Задания:
[1] Ответьте по отрывку интервью:
(a) К кому и в какой город поехали дети на следующий день?
(b) В каком городе дети сейчас и с кем?
(c) Какого числа собеседница решила идти в военкомат?
[2] Напишите продолжение отрывка интервью сразу после его последней фразы.

Цитируемый текст:
○ ○ ○ ○ ○
Нам действительно сложно даже представить, что может испытывать мама пятерых детей, которая ничего не может сделать.
Вы не можете себе представить, и никто не может, и сейчас и я не могу представить, что все это было на самом деле. На следующий день они поехали к моим знакомым в Луцк, много времени провели там. Сейчас они вернулись в Киев, они с бабушкой и дедушкой, но я рассматриваю варианты, что может случиться такое, что нужно будет из Киева уезжать. Несмотря на то, что Киев сейчас – один из самых безопасных городов в Украине.
Это очень большое счастье, что вашим деткам удалось спастись, мы очень рады, конечно, что они в безопасности. Скажите, вы, как мама: прежде всего у женщин возникает материнский инстинкт защитить своих детей, но вы 25 февраля приняли решение идти в военкомат. Это и было вашей мотивацией – выгнать захватчиков с земли, чтобы защитить детей?
Прежде всего, это было не о государстве. Честно. Это было о моих личных – и потом о государстве. Потому что нет ничего в мире, что может быть дороже, чем они. Я надеюсь, что они это знают.
○ ○ ○ ○ ○
Исходные данные:
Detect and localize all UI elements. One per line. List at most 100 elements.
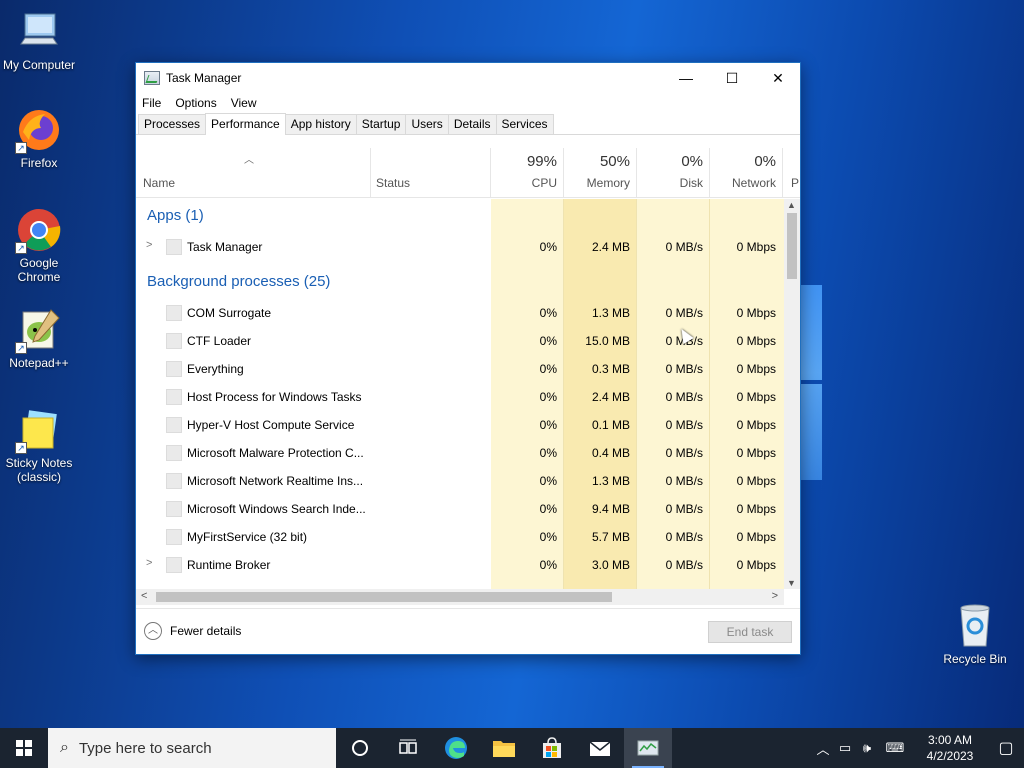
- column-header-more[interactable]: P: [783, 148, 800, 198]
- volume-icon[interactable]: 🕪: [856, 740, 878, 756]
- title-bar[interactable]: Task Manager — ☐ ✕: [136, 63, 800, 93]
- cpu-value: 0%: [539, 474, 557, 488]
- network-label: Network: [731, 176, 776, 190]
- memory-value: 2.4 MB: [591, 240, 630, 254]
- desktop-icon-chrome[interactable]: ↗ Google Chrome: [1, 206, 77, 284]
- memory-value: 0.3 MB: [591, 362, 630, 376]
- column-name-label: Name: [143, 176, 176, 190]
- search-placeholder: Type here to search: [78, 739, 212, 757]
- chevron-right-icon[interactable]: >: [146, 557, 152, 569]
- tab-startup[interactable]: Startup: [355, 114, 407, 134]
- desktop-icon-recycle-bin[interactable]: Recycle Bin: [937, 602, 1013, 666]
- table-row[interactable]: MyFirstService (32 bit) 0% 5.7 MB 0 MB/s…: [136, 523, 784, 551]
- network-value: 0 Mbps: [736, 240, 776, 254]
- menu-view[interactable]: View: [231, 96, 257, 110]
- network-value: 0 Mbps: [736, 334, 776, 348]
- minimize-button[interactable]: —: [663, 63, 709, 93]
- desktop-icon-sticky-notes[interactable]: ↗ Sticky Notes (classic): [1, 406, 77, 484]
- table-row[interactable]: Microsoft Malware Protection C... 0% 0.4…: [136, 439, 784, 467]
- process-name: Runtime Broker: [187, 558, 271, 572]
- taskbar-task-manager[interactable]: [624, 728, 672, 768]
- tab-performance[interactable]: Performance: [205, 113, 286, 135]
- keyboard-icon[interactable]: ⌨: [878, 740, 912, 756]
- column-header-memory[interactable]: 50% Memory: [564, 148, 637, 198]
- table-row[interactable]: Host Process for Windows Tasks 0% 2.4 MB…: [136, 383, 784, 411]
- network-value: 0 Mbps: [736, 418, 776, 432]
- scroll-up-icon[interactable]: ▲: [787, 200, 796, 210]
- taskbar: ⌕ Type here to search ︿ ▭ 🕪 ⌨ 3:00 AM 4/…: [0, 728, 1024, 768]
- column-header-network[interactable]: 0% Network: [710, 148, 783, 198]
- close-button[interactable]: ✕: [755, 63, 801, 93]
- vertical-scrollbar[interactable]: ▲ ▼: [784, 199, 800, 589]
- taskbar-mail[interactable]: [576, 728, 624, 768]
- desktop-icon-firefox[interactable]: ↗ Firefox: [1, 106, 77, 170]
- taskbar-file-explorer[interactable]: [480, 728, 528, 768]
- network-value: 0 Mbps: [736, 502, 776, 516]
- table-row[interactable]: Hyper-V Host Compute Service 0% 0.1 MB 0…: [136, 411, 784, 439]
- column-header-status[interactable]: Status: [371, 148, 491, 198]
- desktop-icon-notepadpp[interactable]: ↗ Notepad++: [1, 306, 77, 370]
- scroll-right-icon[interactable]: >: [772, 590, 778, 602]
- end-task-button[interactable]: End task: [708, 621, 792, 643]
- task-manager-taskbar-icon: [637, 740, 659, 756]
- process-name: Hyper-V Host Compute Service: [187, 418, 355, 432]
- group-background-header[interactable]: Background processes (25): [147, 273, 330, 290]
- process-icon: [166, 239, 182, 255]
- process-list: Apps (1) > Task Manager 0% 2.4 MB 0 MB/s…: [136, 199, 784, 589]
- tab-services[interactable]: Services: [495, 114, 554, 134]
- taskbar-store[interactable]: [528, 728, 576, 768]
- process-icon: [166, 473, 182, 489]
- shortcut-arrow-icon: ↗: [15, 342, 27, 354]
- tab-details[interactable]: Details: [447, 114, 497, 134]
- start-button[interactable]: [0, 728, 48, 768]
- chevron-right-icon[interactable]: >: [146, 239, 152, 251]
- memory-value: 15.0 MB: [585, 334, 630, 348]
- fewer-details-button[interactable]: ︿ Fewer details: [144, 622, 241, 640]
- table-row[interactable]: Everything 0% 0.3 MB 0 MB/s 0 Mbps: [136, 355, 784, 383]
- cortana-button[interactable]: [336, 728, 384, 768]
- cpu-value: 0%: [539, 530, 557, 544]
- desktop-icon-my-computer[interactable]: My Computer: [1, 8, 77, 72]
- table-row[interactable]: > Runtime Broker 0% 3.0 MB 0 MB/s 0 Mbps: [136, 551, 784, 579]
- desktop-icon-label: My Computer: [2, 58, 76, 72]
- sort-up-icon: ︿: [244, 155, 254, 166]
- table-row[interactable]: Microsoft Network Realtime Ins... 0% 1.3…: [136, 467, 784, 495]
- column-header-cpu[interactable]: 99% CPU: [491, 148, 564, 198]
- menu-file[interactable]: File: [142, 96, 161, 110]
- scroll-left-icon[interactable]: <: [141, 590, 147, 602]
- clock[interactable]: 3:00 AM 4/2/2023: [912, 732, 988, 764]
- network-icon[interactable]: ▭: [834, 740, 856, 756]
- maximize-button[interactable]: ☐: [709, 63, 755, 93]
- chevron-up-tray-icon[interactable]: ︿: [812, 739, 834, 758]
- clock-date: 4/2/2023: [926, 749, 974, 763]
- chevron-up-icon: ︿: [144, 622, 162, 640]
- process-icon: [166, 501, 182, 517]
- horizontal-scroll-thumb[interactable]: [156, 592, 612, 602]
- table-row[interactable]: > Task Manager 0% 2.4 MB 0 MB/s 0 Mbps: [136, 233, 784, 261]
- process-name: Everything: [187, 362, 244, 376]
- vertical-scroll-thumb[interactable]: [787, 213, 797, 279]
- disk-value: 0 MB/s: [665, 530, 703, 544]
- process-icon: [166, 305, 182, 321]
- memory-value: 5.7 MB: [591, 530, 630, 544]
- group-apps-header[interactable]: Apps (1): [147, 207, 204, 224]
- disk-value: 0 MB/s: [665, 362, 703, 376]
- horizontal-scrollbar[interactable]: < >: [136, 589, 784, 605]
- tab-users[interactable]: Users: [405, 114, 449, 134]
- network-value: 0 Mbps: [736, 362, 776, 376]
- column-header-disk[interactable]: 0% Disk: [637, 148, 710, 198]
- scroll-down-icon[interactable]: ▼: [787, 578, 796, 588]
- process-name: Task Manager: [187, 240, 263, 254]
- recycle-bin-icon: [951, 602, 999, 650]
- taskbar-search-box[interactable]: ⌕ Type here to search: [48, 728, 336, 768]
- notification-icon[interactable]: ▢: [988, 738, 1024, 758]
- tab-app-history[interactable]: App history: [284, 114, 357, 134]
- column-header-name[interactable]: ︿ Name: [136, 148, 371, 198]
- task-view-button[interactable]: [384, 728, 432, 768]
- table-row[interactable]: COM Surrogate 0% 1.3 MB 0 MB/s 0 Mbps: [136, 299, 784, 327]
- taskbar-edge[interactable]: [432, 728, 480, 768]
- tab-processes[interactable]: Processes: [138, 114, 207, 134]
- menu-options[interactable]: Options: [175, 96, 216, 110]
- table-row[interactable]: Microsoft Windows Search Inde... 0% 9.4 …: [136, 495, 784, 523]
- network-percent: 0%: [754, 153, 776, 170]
○ ○ ○ ○ ○
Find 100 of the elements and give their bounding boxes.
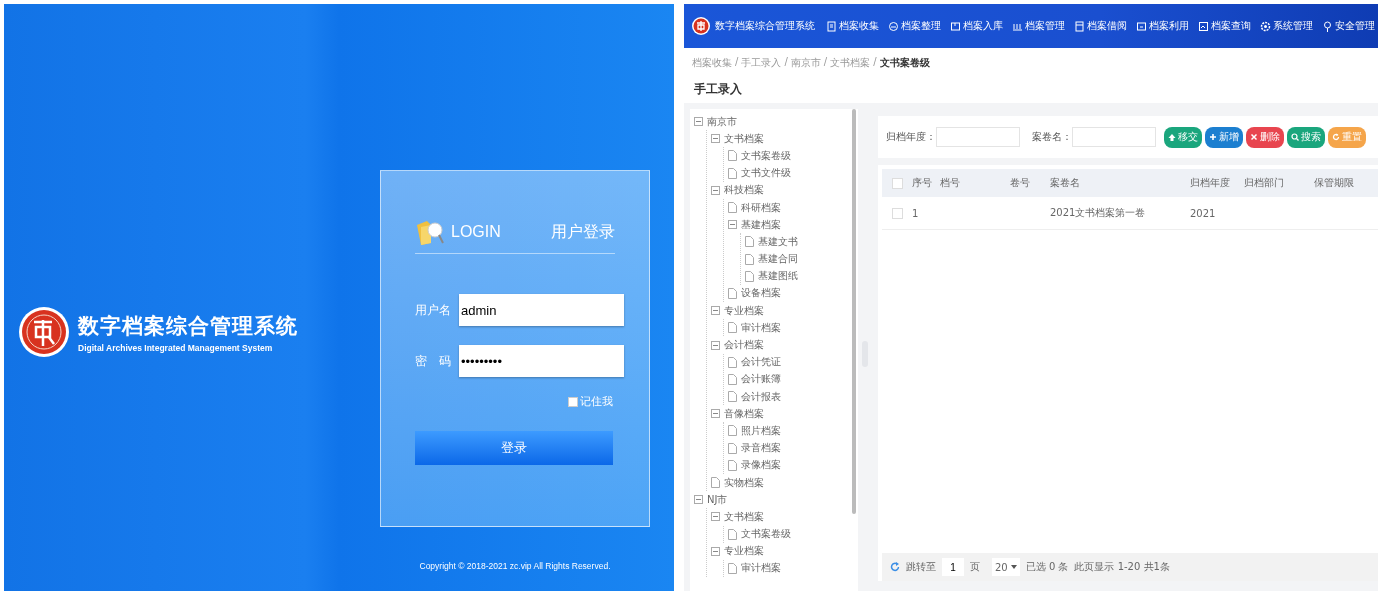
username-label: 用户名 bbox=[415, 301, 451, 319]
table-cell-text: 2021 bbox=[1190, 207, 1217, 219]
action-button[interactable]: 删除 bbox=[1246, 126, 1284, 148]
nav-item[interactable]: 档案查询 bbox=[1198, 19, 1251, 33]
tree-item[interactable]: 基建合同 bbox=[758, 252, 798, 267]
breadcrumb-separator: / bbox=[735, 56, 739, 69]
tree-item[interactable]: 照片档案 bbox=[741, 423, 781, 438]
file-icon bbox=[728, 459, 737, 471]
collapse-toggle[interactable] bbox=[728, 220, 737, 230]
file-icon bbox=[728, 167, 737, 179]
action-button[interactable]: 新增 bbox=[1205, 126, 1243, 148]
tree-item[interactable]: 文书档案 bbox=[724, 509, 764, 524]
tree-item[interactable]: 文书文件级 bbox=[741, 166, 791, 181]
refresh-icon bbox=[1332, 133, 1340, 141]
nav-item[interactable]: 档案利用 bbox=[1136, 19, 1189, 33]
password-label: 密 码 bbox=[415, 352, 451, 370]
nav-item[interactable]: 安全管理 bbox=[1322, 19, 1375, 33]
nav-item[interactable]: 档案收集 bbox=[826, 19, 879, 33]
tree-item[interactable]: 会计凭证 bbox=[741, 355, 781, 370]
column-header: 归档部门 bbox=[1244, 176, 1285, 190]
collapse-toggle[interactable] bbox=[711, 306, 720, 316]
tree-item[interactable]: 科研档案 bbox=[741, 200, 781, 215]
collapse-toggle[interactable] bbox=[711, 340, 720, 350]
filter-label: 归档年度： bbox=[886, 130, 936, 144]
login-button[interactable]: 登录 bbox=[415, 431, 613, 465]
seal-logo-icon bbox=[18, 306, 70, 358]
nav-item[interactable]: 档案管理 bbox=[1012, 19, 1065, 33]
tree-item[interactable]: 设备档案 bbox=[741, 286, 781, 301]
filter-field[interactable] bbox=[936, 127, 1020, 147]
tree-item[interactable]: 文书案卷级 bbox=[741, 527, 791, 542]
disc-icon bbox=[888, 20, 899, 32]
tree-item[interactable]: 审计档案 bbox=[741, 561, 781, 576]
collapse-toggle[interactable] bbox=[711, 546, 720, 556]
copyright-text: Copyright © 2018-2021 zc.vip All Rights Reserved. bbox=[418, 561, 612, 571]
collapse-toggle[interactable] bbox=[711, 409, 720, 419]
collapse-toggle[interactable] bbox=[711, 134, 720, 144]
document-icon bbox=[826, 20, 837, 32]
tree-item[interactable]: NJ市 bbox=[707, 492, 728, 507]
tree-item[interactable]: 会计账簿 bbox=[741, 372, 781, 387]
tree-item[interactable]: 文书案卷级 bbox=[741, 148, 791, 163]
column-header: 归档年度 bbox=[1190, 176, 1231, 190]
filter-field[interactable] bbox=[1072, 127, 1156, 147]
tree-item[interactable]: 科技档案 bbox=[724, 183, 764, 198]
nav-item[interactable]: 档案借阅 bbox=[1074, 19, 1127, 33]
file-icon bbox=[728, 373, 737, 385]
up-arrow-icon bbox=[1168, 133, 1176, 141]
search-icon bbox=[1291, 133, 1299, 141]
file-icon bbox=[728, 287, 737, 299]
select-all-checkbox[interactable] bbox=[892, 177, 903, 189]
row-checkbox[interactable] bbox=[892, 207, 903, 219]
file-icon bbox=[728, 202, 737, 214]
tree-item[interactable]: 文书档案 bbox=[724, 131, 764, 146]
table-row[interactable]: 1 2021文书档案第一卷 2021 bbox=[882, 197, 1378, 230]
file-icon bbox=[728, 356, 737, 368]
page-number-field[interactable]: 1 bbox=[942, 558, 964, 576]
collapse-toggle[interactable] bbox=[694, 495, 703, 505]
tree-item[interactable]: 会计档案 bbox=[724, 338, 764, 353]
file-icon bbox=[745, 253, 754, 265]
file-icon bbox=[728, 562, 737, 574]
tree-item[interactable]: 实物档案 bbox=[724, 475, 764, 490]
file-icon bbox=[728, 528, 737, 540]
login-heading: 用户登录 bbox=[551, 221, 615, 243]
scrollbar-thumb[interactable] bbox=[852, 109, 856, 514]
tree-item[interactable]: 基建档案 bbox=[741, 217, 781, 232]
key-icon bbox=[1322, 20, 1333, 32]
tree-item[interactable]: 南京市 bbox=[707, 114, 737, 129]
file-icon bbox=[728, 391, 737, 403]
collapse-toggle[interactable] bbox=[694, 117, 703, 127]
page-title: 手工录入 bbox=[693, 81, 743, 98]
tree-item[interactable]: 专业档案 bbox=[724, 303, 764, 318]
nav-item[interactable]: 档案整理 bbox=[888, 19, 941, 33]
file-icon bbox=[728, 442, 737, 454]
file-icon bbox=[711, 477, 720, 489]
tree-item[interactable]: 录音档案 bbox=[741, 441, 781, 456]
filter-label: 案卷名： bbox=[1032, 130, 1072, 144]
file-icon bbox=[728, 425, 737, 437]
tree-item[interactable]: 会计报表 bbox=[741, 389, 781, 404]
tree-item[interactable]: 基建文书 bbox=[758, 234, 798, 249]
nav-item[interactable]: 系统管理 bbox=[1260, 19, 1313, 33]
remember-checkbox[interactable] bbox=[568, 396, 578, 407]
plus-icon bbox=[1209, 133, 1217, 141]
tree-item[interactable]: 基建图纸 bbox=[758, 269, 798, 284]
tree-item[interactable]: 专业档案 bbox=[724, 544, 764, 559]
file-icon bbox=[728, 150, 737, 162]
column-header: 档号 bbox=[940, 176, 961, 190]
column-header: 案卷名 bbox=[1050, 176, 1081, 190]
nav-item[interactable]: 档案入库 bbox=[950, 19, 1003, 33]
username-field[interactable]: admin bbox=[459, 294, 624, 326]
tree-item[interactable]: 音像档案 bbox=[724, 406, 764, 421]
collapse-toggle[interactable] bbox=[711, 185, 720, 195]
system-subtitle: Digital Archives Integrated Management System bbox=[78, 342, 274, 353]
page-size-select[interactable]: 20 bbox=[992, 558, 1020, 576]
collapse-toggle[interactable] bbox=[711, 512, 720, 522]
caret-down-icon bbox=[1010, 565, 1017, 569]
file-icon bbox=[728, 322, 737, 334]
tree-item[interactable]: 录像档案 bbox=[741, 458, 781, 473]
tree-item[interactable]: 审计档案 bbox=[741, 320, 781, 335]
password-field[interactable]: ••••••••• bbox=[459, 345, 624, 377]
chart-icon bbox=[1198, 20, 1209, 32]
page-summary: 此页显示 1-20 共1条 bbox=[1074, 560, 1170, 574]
○ ○ ○ ○ ○
Ответы к заданиям:
[1]
(a) К знакомым собеседницы в Луцк.
(b) В Киеве, с бабушкой и дедушкой.
(c) 25 февраля.

[2]
Это решение для вас было больше эмоциональным поначалу? Или сразу осознанным?
Нет, оно было больше эмоциональным. Если бы их там не было, у меня было бы время подумать, готова ли я вообще взять оружие в руки. Я не молода. У меня не очень крепкое здоровье, у меня большие проблемы со спиной и, давайте говорить честно, возрастные. Я была достаточно эффективной на своем месте. И, пожалуй, больше пользы от меня было бы, если бы я осталась в Фонде и занималась помощью другим, в том числе армии. Но на тот момент, когда я это решение принимала, оно было единственным для меня правильным. И я никогда бы себе не простила, если бы поступила как-то иначе.
Ваше представление о войне и реальность, которую вы увидели уже на практике, отличались или все же совпали? По специальности вы режиссер документальных фильмов, работали в этой области много лет, затем многие годы занимались волонтерской и общественной деятельностью. И все же, к войне вы были готовы или то, что вы увидели там, вас поразило больше, чем вы ожидали?
Война длится восемь лет. Я уже видела ее. Ничего нового для себя я не узнала о происходящем. Ее стало больше, она стала более агрессивной, но это война, которая идет с 2014 года, ничего нового не происходит.
Была ли Украина готова к войне?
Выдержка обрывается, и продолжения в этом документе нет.